PROBLEM TO WORK ON
Set down every entry word for word. Omit the pictures.

GIVEN RECORDS
● ● ● ●

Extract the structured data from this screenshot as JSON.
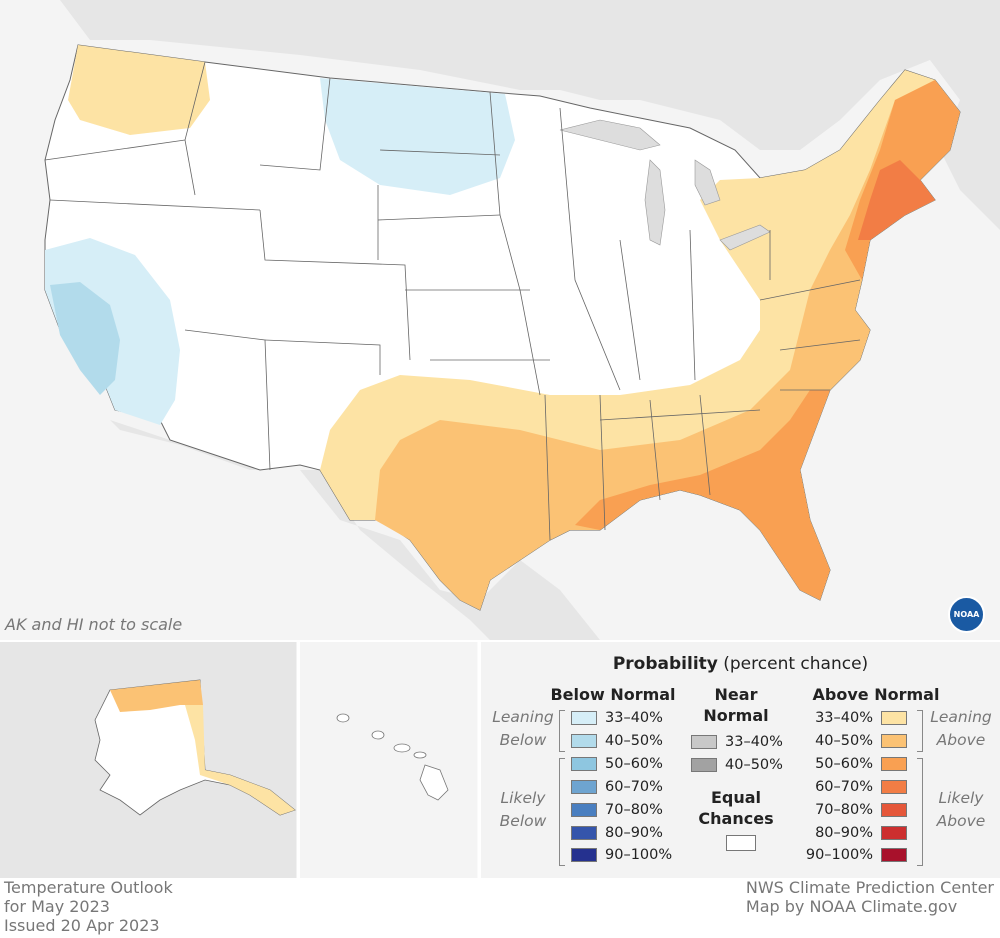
{
  "footer": {
    "title": "Temperature Outlook",
    "period": "for May 2023",
    "issued": "Issued 20 Apr 2023",
    "center": "NWS Climate Prediction Center",
    "credit": "Map by NOAA Climate.gov"
  },
  "map_note": "AK and HI not to scale",
  "noaa_logo_text": "NOAA",
  "legend": {
    "title_bold": "Probability",
    "title_rest": " (percent chance)",
    "below_heading": "Below Normal",
    "near_heading_1": "Near",
    "near_heading_2": "Normal",
    "above_heading": "Above Normal",
    "equal_heading_1": "Equal",
    "equal_heading_2": "Chances",
    "leaning_below_1": "Leaning",
    "leaning_below_2": "Below",
    "likely_below_1": "Likely",
    "likely_below_2": "Below",
    "leaning_above_1": "Leaning",
    "leaning_above_2": "Above",
    "likely_above_1": "Likely",
    "likely_above_2": "Above",
    "below": [
      {
        "label": "33–40%",
        "color": "#d6eef7"
      },
      {
        "label": "40–50%",
        "color": "#b2dbeb"
      },
      {
        "label": "50–60%",
        "color": "#8ec6e0"
      },
      {
        "label": "60–70%",
        "color": "#6ea4d0"
      },
      {
        "label": "70–80%",
        "color": "#4a7fc0"
      },
      {
        "label": "80–90%",
        "color": "#3555ab"
      },
      {
        "label": "90–100%",
        "color": "#25318f"
      }
    ],
    "near": [
      {
        "label": "33–40%",
        "color": "#c8c8c8"
      },
      {
        "label": "40–50%",
        "color": "#a2a2a2"
      }
    ],
    "above": [
      {
        "label": "33–40%",
        "color": "#fde3a4"
      },
      {
        "label": "40–50%",
        "color": "#fbc274"
      },
      {
        "label": "50–60%",
        "color": "#f9a052"
      },
      {
        "label": "60–70%",
        "color": "#f27d45"
      },
      {
        "label": "70–80%",
        "color": "#e5573a"
      },
      {
        "label": "80–90%",
        "color": "#cc2f2f"
      },
      {
        "label": "90–100%",
        "color": "#a8112b"
      }
    ]
  }
}
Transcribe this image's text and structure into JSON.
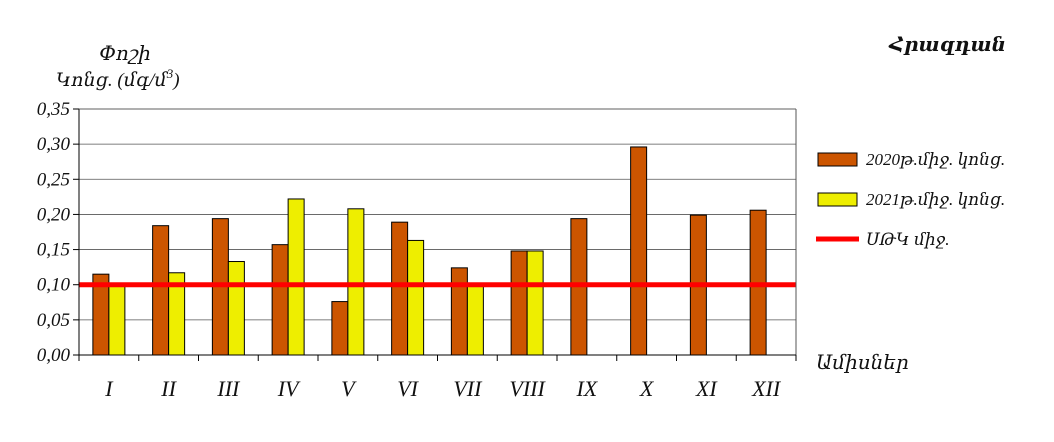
{
  "chart_data": {
    "type": "bar",
    "title": "Հրազդան",
    "ylabel_line1": "Փոշի",
    "ylabel_line2": "Կոնց. (մգ/մ",
    "ylabel_sup": "3",
    "ylabel_close": ")",
    "xlabel": "Ամիսներ",
    "ylim": [
      0,
      0.35
    ],
    "yticks": [
      "0,00",
      "0,05",
      "0,10",
      "0,15",
      "0,20",
      "0,25",
      "0,30",
      "0,35"
    ],
    "categories": [
      "I",
      "II",
      "III",
      "IV",
      "V",
      "VI",
      "VII",
      "VIII",
      "IX",
      "X",
      "XI",
      "XII"
    ],
    "series": [
      {
        "name": "2020թ.միջ. կոնց.",
        "color": "#cc5500",
        "values": [
          0.115,
          0.184,
          0.194,
          0.157,
          0.076,
          0.189,
          0.124,
          0.148,
          0.194,
          0.296,
          0.199,
          0.206
        ]
      },
      {
        "name": "2021թ.միջ. կոնց.",
        "color": "#eeee00",
        "values": [
          0.1,
          0.117,
          0.133,
          0.222,
          0.208,
          0.163,
          0.1,
          0.148,
          null,
          null,
          null,
          null
        ]
      }
    ],
    "reference_line": {
      "name": "ՍԹԿ միջ.",
      "value": 0.1,
      "color": "#ff0000"
    },
    "grid": "horizontal",
    "legend_position": "right"
  }
}
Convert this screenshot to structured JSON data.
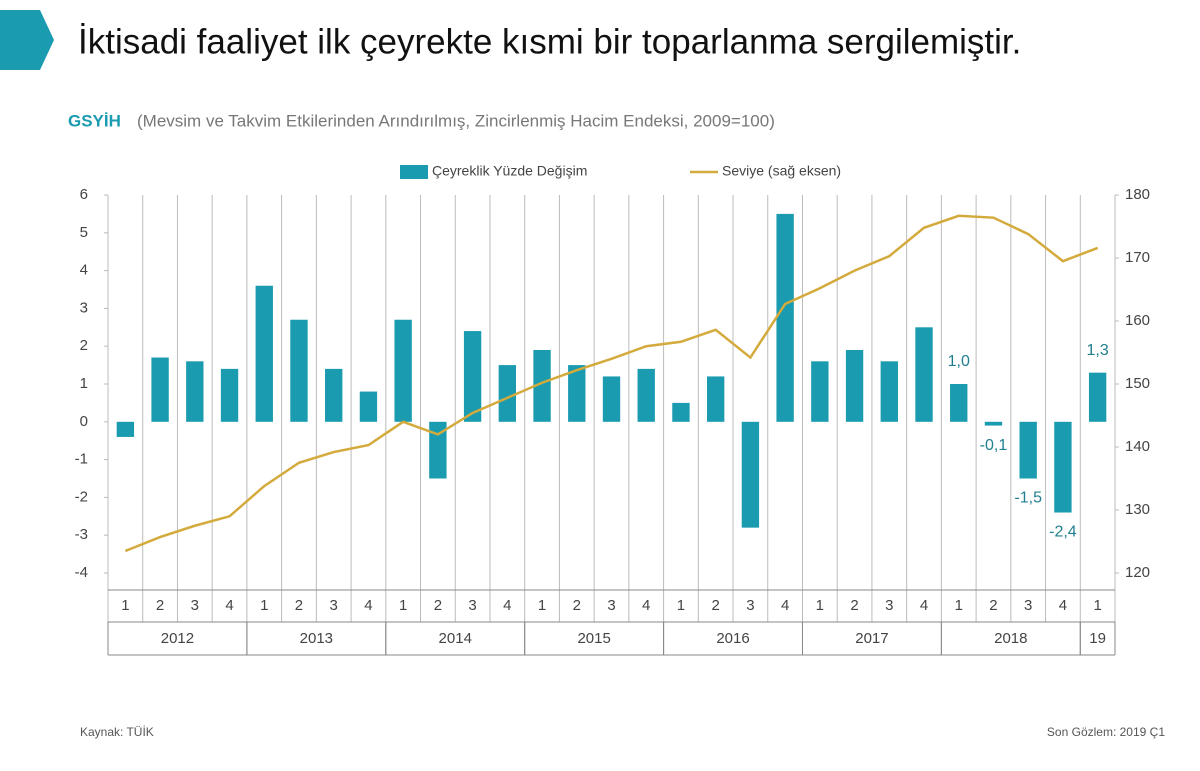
{
  "chart_data": {
    "type": "bar",
    "title": "İktisadi faaliyet ilk çeyrekte kısmi bir toparlanma sergilemiştir.",
    "subtitle_lead": "GSYİH",
    "subtitle": "(Mevsim ve Takvim Etkilerinden Arındırılmış, Zincirlenmiş Hacim Endeksi, 2009=100)",
    "categories": [
      "1",
      "2",
      "3",
      "4",
      "1",
      "2",
      "3",
      "4",
      "1",
      "2",
      "3",
      "4",
      "1",
      "2",
      "3",
      "4",
      "1",
      "2",
      "3",
      "4",
      "1",
      "2",
      "3",
      "4",
      "1",
      "2",
      "3",
      "4",
      "1"
    ],
    "x_groups": [
      {
        "label": "2012",
        "size": 4
      },
      {
        "label": "2013",
        "size": 4
      },
      {
        "label": "2014",
        "size": 4
      },
      {
        "label": "2015",
        "size": 4
      },
      {
        "label": "2016",
        "size": 4
      },
      {
        "label": "2017",
        "size": 4
      },
      {
        "label": "2018",
        "size": 4
      },
      {
        "label": "19",
        "size": 1
      }
    ],
    "series": [
      {
        "name": "Çeyreklik Yüzde Değişim",
        "type": "bar",
        "color": "#1a9bb0",
        "values": [
          -0.4,
          1.7,
          1.6,
          1.4,
          3.6,
          2.7,
          1.4,
          0.8,
          2.7,
          -1.5,
          2.4,
          1.5,
          1.9,
          1.5,
          1.2,
          1.4,
          0.5,
          1.2,
          -2.8,
          5.5,
          1.6,
          1.9,
          1.6,
          2.5,
          1.0,
          -0.1,
          -1.5,
          -2.4,
          1.3
        ],
        "value_labels": [
          null,
          null,
          null,
          null,
          null,
          null,
          null,
          null,
          null,
          null,
          null,
          null,
          null,
          null,
          null,
          null,
          null,
          null,
          null,
          null,
          null,
          null,
          null,
          null,
          "1,0",
          "-0,1",
          "-1,5",
          "-2,4",
          "1,3"
        ]
      },
      {
        "name": "Seviye (sağ eksen)",
        "type": "line",
        "axis": "y2",
        "color": "#d4aa3c",
        "values": [
          123.5,
          125.7,
          127.5,
          129,
          133.8,
          137.5,
          139.2,
          140.3,
          144,
          142,
          145.4,
          147.8,
          150.2,
          152.2,
          154,
          156,
          156.7,
          158.6,
          154.2,
          162.7,
          165.2,
          168,
          170.3,
          174.8,
          176.7,
          176.4,
          173.8,
          169.5,
          171.6
        ]
      }
    ],
    "ylim": [
      -4,
      6
    ],
    "yticks": [
      -4,
      -3,
      -2,
      -1,
      0,
      1,
      2,
      3,
      4,
      5,
      6
    ],
    "y2lim": [
      120,
      180
    ],
    "y2ticks": [
      120,
      130,
      140,
      150,
      160,
      170,
      180
    ],
    "legend": "top",
    "source": "Kaynak: TÜİK",
    "last_observation": "Son Gözlem: 2019 Ç1"
  }
}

● ● ● ●

SOLUTION FOR THIS PROBLEM
Extract the structured data from this screenshot as JSON.
{
  "footer": {
    "title": "Temperature Outlook",
    "period": "for May 2023",
    "issued": "Issued 20 Apr 2023",
    "center": "NWS Climate Prediction Center",
    "credit": "Map by NOAA Climate.gov"
  },
  "map_note": "AK and HI not to scale",
  "noaa_logo_text": "NOAA",
  "legend": {
    "title_bold": "Probability",
    "title_rest": " (percent chance)",
    "below_heading": "Below Normal",
    "near_heading_1": "Near",
    "near_heading_2": "Normal",
    "above_heading": "Above Normal",
    "equal_heading_1": "Equal",
    "equal_heading_2": "Chances",
    "leaning_below_1": "Leaning",
    "leaning_below_2": "Below",
    "likely_below_1": "Likely",
    "likely_below_2": "Below",
    "leaning_above_1": "Leaning",
    "leaning_above_2": "Above",
    "likely_above_1": "Likely",
    "likely_above_2": "Above",
    "below": [
      {
        "label": "33–40%",
        "color": "#d6eef7"
      },
      {
        "label": "40–50%",
        "color": "#b2dbeb"
      },
      {
        "label": "50–60%",
        "color": "#8ec6e0"
      },
      {
        "label": "60–70%",
        "color": "#6ea4d0"
      },
      {
        "label": "70–80%",
        "color": "#4a7fc0"
      },
      {
        "label": "80–90%",
        "color": "#3555ab"
      },
      {
        "label": "90–100%",
        "color": "#25318f"
      }
    ],
    "near": [
      {
        "label": "33–40%",
        "color": "#c8c8c8"
      },
      {
        "label": "40–50%",
        "color": "#a2a2a2"
      }
    ],
    "above": [
      {
        "label": "33–40%",
        "color": "#fde3a4"
      },
      {
        "label": "40–50%",
        "color": "#fbc274"
      },
      {
        "label": "50–60%",
        "color": "#f9a052"
      },
      {
        "label": "60–70%",
        "color": "#f27d45"
      },
      {
        "label": "70–80%",
        "color": "#e5573a"
      },
      {
        "label": "80–90%",
        "color": "#cc2f2f"
      },
      {
        "label": "90–100%",
        "color": "#a8112b"
      }
    ]
  }
}
Transcribe this image's text and structure into JSON.
{
  "chart_data": {
    "type": "bar",
    "title": "Հրազդան",
    "ylabel_line1": "Փոշի",
    "ylabel_line2": "Կոնց. (մգ/մ",
    "ylabel_sup": "3",
    "ylabel_close": ")",
    "xlabel": "Ամիսներ",
    "ylim": [
      0,
      0.35
    ],
    "yticks": [
      "0,00",
      "0,05",
      "0,10",
      "0,15",
      "0,20",
      "0,25",
      "0,30",
      "0,35"
    ],
    "categories": [
      "I",
      "II",
      "III",
      "IV",
      "V",
      "VI",
      "VII",
      "VIII",
      "IX",
      "X",
      "XI",
      "XII"
    ],
    "series": [
      {
        "name": "2020թ.միջ. կոնց.",
        "color": "#cc5500",
        "values": [
          0.115,
          0.184,
          0.194,
          0.157,
          0.076,
          0.189,
          0.124,
          0.148,
          0.194,
          0.296,
          0.199,
          0.206
        ]
      },
      {
        "name": "2021թ.միջ. կոնց.",
        "color": "#eeee00",
        "values": [
          0.1,
          0.117,
          0.133,
          0.222,
          0.208,
          0.163,
          0.1,
          0.148,
          null,
          null,
          null,
          null
        ]
      }
    ],
    "reference_line": {
      "name": "ՍԹԿ միջ.",
      "value": 0.1,
      "color": "#ff0000"
    },
    "grid": "horizontal",
    "legend_position": "right"
  }
}
Convert this screenshot to structured JSON data.
{
  "chart_data": {
    "type": "bar",
    "title": "İktisadi faaliyet ilk çeyrekte kısmi bir toparlanma sergilemiştir.",
    "subtitle_lead": "GSYİH",
    "subtitle": "(Mevsim ve Takvim Etkilerinden Arındırılmış, Zincirlenmiş Hacim Endeksi, 2009=100)",
    "categories": [
      "1",
      "2",
      "3",
      "4",
      "1",
      "2",
      "3",
      "4",
      "1",
      "2",
      "3",
      "4",
      "1",
      "2",
      "3",
      "4",
      "1",
      "2",
      "3",
      "4",
      "1",
      "2",
      "3",
      "4",
      "1",
      "2",
      "3",
      "4",
      "1"
    ],
    "x_groups": [
      {
        "label": "2012",
        "size": 4
      },
      {
        "label": "2013",
        "size": 4
      },
      {
        "label": "2014",
        "size": 4
      },
      {
        "label": "2015",
        "size": 4
      },
      {
        "label": "2016",
        "size": 4
      },
      {
        "label": "2017",
        "size": 4
      },
      {
        "label": "2018",
        "size": 4
      },
      {
        "label": "19",
        "size": 1
      }
    ],
    "series": [
      {
        "name": "Çeyreklik Yüzde Değişim",
        "type": "bar",
        "color": "#1a9bb0",
        "values": [
          -0.4,
          1.7,
          1.6,
          1.4,
          3.6,
          2.7,
          1.4,
          0.8,
          2.7,
          -1.5,
          2.4,
          1.5,
          1.9,
          1.5,
          1.2,
          1.4,
          0.5,
          1.2,
          -2.8,
          5.5,
          1.6,
          1.9,
          1.6,
          2.5,
          1.0,
          -0.1,
          -1.5,
          -2.4,
          1.3
        ],
        "value_labels": [
          null,
          null,
          null,
          null,
          null,
          null,
          null,
          null,
          null,
          null,
          null,
          null,
          null,
          null,
          null,
          null,
          null,
          null,
          null,
          null,
          null,
          null,
          null,
          null,
          "1,0",
          "-0,1",
          "-1,5",
          "-2,4",
          "1,3"
        ]
      },
      {
        "name": "Seviye (sağ eksen)",
        "type": "line",
        "axis": "y2",
        "color": "#d4aa3c",
        "values": [
          123.5,
          125.7,
          127.5,
          129,
          133.8,
          137.5,
          139.2,
          140.3,
          144,
          142,
          145.4,
          147.8,
          150.2,
          152.2,
          154,
          156,
          156.7,
          158.6,
          154.2,
          162.7,
          165.2,
          168,
          170.3,
          174.8,
          176.7,
          176.4,
          173.8,
          169.5,
          171.6
        ]
      }
    ],
    "ylim": [
      -4,
      6
    ],
    "yticks": [
      -4,
      -3,
      -2,
      -1,
      0,
      1,
      2,
      3,
      4,
      5,
      6
    ],
    "y2lim": [
      120,
      180
    ],
    "y2ticks": [
      120,
      130,
      140,
      150,
      160,
      170,
      180
    ],
    "legend": "top",
    "source": "Kaynak: TÜİK",
    "last_observation": "Son Gözlem: 2019 Ç1"
  }
}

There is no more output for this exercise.